GIVEN EXERCISE:
Restate the records that follow word for word; no pictures should appear.

——

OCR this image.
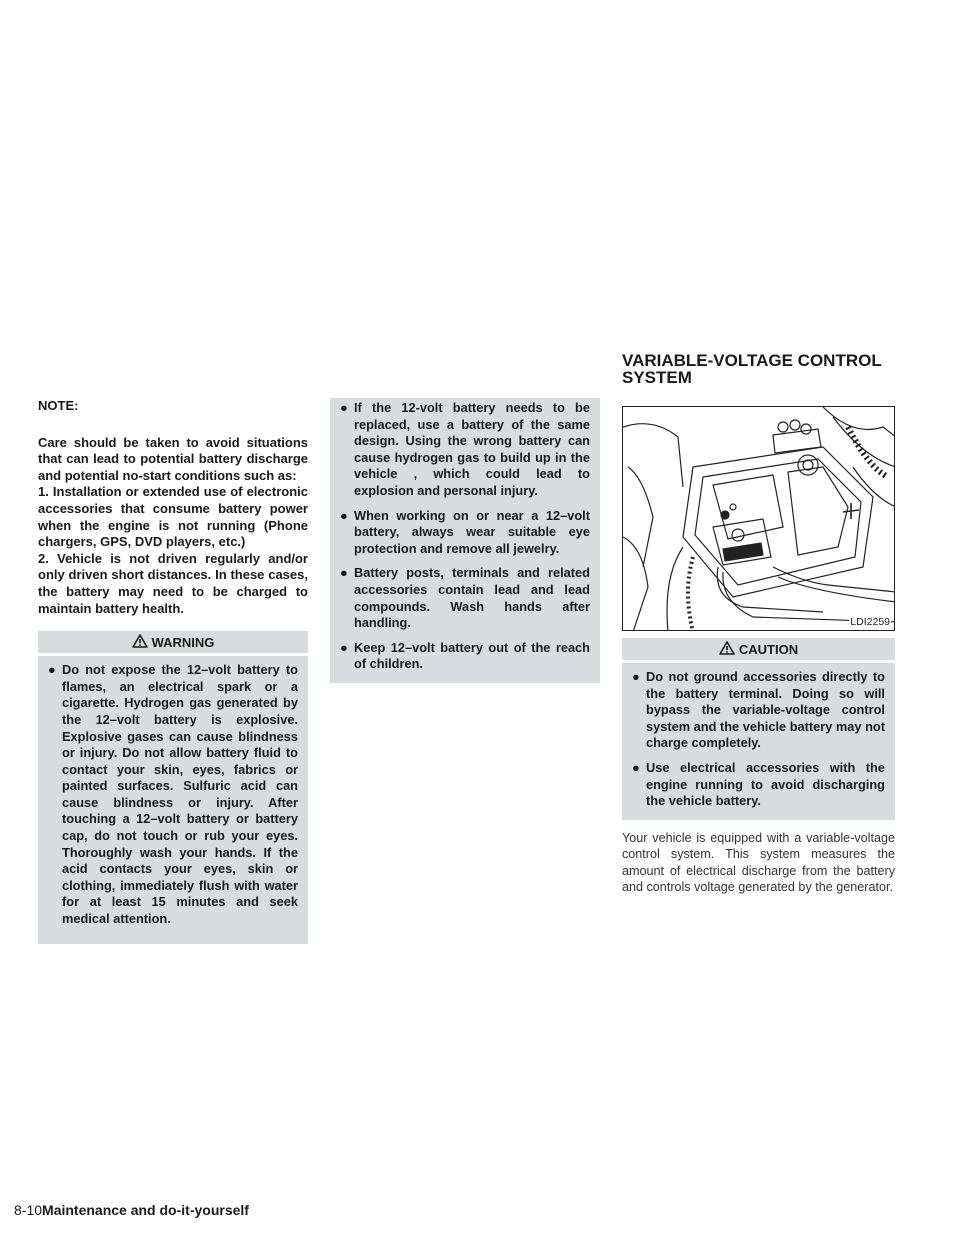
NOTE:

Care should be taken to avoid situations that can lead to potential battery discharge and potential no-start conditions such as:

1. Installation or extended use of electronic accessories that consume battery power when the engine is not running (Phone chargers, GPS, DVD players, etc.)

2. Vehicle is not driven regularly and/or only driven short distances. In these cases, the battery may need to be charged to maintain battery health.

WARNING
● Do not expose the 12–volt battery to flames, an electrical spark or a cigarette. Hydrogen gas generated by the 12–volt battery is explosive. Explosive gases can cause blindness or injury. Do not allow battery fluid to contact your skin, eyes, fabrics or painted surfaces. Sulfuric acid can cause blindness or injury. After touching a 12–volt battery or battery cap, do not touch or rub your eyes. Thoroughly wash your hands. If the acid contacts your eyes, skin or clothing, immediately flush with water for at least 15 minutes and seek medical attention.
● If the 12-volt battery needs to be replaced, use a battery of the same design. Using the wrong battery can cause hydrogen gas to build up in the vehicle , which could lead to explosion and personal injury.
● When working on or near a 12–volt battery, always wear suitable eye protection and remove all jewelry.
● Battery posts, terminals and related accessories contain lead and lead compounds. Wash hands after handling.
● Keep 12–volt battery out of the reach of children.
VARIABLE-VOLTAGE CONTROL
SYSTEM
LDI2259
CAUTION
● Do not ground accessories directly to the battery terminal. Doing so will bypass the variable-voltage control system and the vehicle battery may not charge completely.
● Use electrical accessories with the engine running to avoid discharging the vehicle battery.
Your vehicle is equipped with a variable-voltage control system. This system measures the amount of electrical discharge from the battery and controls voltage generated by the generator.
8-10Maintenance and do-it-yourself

——

FINAL ANSWER:
OCR this image.
NOTE:

Care should be taken to avoid situations that can lead to potential battery discharge and potential no-start conditions such as:

1. Installation or extended use of electronic accessories that consume battery power when the engine is not running (Phone chargers, GPS, DVD players, etc.)

2. Vehicle is not driven regularly and/or only driven short distances. In these cases, the battery may need to be charged to maintain battery health.

WARNING
● Do not expose the 12–volt battery to flames, an electrical spark or a cigarette. Hydrogen gas generated by the 12–volt battery is explosive. Explosive gases can cause blindness or injury. Do not allow battery fluid to contact your skin, eyes, fabrics or painted surfaces. Sulfuric acid can cause blindness or injury. After touching a 12–volt battery or battery cap, do not touch or rub your eyes. Thoroughly wash your hands. If the acid contacts your eyes, skin or clothing, immediately flush with water for at least 15 minutes and seek medical attention.
● If the 12-volt battery needs to be replaced, use a battery of the same design. Using the wrong battery can cause hydrogen gas to build up in the vehicle , which could lead to explosion and personal injury.
● When working on or near a 12–volt battery, always wear suitable eye protection and remove all jewelry.
● Battery posts, terminals and related accessories contain lead and lead compounds. Wash hands after handling.
● Keep 12–volt battery out of the reach of children.
VARIABLE-VOLTAGE CONTROL
SYSTEM
LDI2259
CAUTION
● Do not ground accessories directly to the battery terminal. Doing so will bypass the variable-voltage control system and the vehicle battery may not charge completely.
● Use electrical accessories with the engine running to avoid discharging the vehicle battery.
Your vehicle is equipped with a variable-voltage control system. This system measures the amount of electrical discharge from the battery and controls voltage generated by the generator.
8-10Maintenance and do-it-yourself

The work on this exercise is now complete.